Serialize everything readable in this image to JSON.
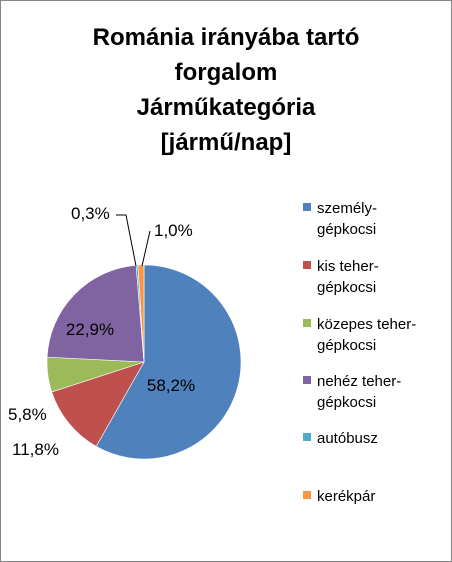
{
  "chart_data": {
    "type": "pie",
    "title_lines": [
      "Románia irányába tartó",
      "forgalom",
      "Járműkategória",
      "[jármű/nap]"
    ],
    "slices": [
      {
        "legend_lines": [
          "személy-",
          "gépkocsi"
        ],
        "value": 58.2,
        "label": "58,2%",
        "color": "#4F81BD"
      },
      {
        "legend_lines": [
          "kis teher-",
          "gépkocsi"
        ],
        "value": 11.8,
        "label": "11,8%",
        "color": "#C0504D"
      },
      {
        "legend_lines": [
          "közepes teher-",
          "gépkocsi"
        ],
        "value": 5.8,
        "label": "5,8%",
        "color": "#9BBB59"
      },
      {
        "legend_lines": [
          "nehéz teher-",
          "gépkocsi"
        ],
        "value": 22.9,
        "label": "22,9%",
        "color": "#8064A2"
      },
      {
        "legend_lines": [
          "autóbusz"
        ],
        "value": 0.3,
        "label": "0,3%",
        "color": "#4BACC6"
      },
      {
        "legend_lines": [
          "kerékpár"
        ],
        "value": 1.0,
        "label": "1,0%",
        "color": "#F79646"
      }
    ],
    "legend_position": "right"
  }
}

**Requirement**
Gather from the entries above all lines that include the string "teher".

**Output for this exercise**
          "kis teher-",
          "közepes teher-",
          "nehéz teher-",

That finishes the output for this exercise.